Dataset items
## start

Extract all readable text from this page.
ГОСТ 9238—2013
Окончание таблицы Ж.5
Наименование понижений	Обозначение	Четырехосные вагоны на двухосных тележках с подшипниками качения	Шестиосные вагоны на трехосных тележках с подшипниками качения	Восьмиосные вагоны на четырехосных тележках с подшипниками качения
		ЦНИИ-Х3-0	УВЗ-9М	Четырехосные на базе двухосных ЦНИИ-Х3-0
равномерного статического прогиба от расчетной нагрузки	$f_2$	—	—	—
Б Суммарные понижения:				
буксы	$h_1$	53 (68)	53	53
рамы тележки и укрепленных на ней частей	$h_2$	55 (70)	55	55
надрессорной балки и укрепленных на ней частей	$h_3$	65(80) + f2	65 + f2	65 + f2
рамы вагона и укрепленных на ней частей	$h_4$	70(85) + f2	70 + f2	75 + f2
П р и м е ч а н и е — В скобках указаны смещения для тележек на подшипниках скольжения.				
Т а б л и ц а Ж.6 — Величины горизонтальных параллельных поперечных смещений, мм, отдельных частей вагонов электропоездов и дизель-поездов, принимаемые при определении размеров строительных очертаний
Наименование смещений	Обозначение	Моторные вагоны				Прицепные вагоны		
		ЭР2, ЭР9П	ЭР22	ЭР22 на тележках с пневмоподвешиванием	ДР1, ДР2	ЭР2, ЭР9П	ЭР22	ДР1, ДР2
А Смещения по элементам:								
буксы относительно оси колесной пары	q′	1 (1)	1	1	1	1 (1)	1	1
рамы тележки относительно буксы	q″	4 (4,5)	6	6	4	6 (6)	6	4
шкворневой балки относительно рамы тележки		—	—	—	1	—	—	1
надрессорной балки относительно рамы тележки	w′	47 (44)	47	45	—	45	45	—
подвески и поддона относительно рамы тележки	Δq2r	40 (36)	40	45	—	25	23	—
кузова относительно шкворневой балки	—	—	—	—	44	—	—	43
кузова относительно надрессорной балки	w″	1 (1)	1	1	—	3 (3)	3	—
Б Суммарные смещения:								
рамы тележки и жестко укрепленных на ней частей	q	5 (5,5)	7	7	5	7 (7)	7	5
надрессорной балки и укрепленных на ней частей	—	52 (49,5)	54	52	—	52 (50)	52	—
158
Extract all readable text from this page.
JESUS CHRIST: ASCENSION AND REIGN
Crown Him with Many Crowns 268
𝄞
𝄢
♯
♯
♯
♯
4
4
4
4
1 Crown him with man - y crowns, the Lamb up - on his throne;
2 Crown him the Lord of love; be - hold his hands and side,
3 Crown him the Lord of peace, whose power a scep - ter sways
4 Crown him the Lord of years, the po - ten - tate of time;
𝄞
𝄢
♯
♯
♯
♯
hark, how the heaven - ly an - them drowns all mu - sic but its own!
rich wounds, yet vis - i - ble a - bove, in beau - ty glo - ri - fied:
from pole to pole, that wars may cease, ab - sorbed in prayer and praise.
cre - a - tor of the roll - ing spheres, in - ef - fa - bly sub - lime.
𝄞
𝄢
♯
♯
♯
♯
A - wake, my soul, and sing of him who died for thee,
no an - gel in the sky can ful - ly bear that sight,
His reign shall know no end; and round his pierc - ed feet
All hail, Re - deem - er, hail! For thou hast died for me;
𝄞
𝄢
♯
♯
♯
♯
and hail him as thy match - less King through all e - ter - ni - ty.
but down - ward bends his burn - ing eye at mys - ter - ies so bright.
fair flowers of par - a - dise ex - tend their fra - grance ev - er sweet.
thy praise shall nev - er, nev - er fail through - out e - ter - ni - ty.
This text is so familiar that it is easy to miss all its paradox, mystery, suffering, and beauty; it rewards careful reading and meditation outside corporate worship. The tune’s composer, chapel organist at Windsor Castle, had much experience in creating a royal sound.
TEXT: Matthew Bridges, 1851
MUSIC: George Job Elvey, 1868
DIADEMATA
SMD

## end

◆ **Given exercise**: Using the listing, say how many lines include the word "укрепленных", and add nothing else.

◆ **Exercise answer**: 5